EXERCISE AIM: Extract every record, exactly as written, and ignore the pictures.

RECORDS TO USE:

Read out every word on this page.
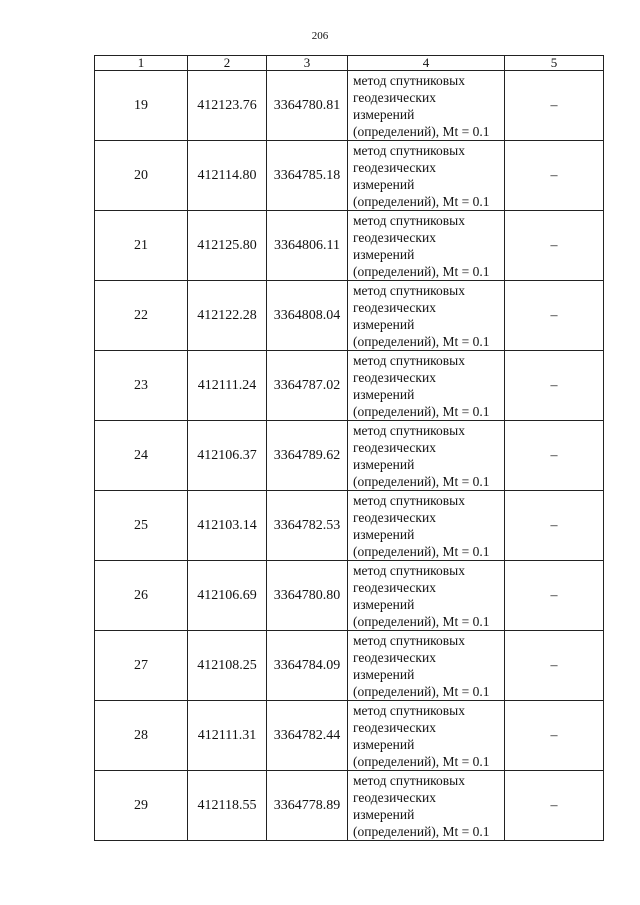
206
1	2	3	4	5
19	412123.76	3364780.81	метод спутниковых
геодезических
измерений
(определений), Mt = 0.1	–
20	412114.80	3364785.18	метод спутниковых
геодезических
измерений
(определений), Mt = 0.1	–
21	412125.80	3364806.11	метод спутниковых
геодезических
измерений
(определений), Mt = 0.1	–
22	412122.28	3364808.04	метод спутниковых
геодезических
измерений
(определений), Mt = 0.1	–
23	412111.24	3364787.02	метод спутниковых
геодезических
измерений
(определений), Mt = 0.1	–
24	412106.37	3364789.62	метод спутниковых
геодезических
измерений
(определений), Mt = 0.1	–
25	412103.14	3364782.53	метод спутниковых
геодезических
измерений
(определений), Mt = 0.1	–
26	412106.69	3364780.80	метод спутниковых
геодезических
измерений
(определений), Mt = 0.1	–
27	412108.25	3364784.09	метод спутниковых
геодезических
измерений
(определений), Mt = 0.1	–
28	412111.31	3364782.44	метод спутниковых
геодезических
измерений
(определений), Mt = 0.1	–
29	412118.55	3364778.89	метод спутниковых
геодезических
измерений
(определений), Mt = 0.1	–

WRITTEN REPLY:
Read out every word on this page.
206
1	2	3	4	5
19	412123.76	3364780.81	метод спутниковых
геодезических
измерений
(определений), Mt = 0.1	–
20	412114.80	3364785.18	метод спутниковых
геодезических
измерений
(определений), Mt = 0.1	–
21	412125.80	3364806.11	метод спутниковых
геодезических
измерений
(определений), Mt = 0.1	–
22	412122.28	3364808.04	метод спутниковых
геодезических
измерений
(определений), Mt = 0.1	–
23	412111.24	3364787.02	метод спутниковых
геодезических
измерений
(определений), Mt = 0.1	–
24	412106.37	3364789.62	метод спутниковых
геодезических
измерений
(определений), Mt = 0.1	–
25	412103.14	3364782.53	метод спутниковых
геодезических
измерений
(определений), Mt = 0.1	–
26	412106.69	3364780.80	метод спутниковых
геодезических
измерений
(определений), Mt = 0.1	–
27	412108.25	3364784.09	метод спутниковых
геодезических
измерений
(определений), Mt = 0.1	–
28	412111.31	3364782.44	метод спутниковых
геодезических
измерений
(определений), Mt = 0.1	–
29	412118.55	3364778.89	метод спутниковых
геодезических
измерений
(определений), Mt = 0.1	–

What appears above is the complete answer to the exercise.